>> Start

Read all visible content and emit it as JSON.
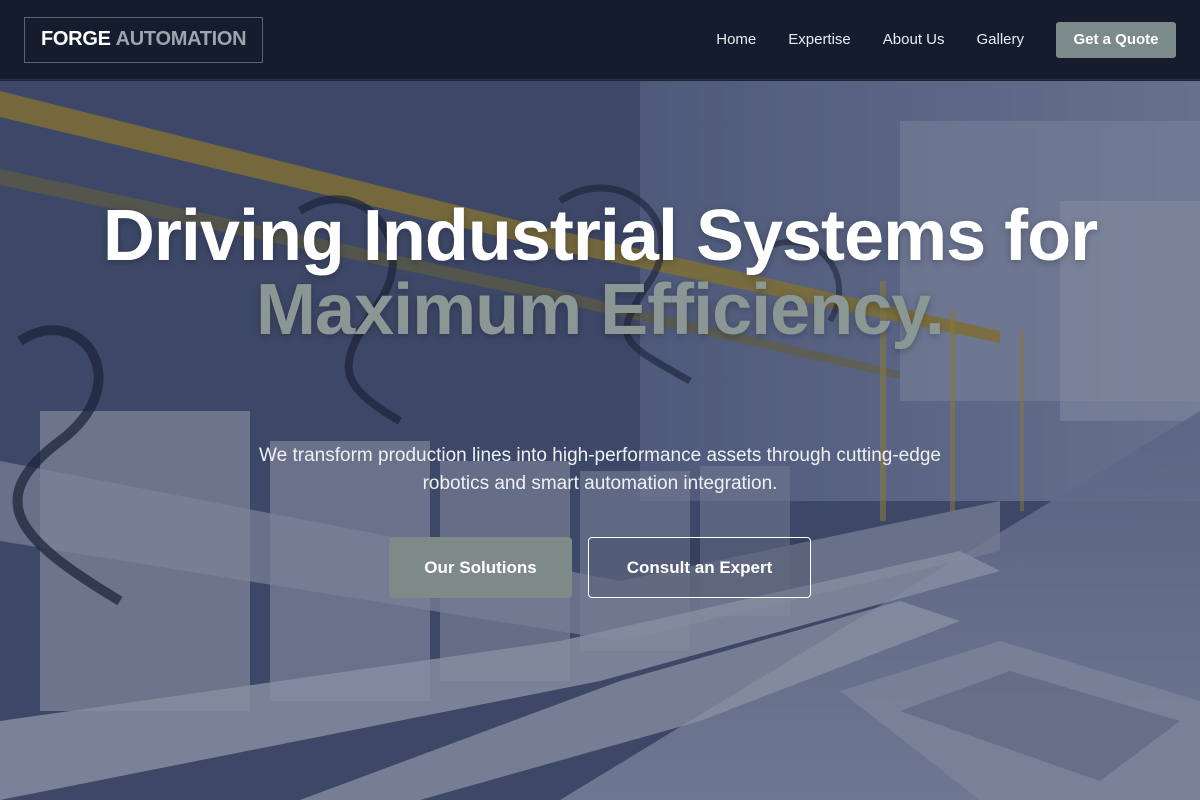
{
  "header": {
    "logo_strong": "FORGE",
    "logo_soft": "AUTOMATION",
    "nav": [
      "Home",
      "Expertise",
      "About Us",
      "Gallery"
    ],
    "cta": "Get a Quote"
  },
  "hero": {
    "headline_part1": "Driving Industrial Systems for ",
    "headline_accent": "Maximum Efficiency.",
    "subtext": "We transform production lines into high-performance assets through cutting-edge robotics and smart automation integration.",
    "primary_cta": "Our Solutions",
    "secondary_cta": "Consult an Expert"
  },
  "colors": {
    "header_bg": "#141c2e",
    "accent": "#8a9794",
    "button_bg": "#7d8a88",
    "overlay": "#161e3c"
  }
}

>> End

→ **WORK TO DO**:
Transcribe every line from the records above without alteration, and leave out the images.

→ **RIGHT ANSWER**:
Read all visible content and emit it as JSON.
{
  "header": {
    "logo_strong": "FORGE",
    "logo_soft": "AUTOMATION",
    "nav": [
      "Home",
      "Expertise",
      "About Us",
      "Gallery"
    ],
    "cta": "Get a Quote"
  },
  "hero": {
    "headline_part1": "Driving Industrial Systems for ",
    "headline_accent": "Maximum Efficiency.",
    "subtext": "We transform production lines into high-performance assets through cutting-edge robotics and smart automation integration.",
    "primary_cta": "Our Solutions",
    "secondary_cta": "Consult an Expert"
  },
  "colors": {
    "header_bg": "#141c2e",
    "accent": "#8a9794",
    "button_bg": "#7d8a88",
    "overlay": "#161e3c"
  }
}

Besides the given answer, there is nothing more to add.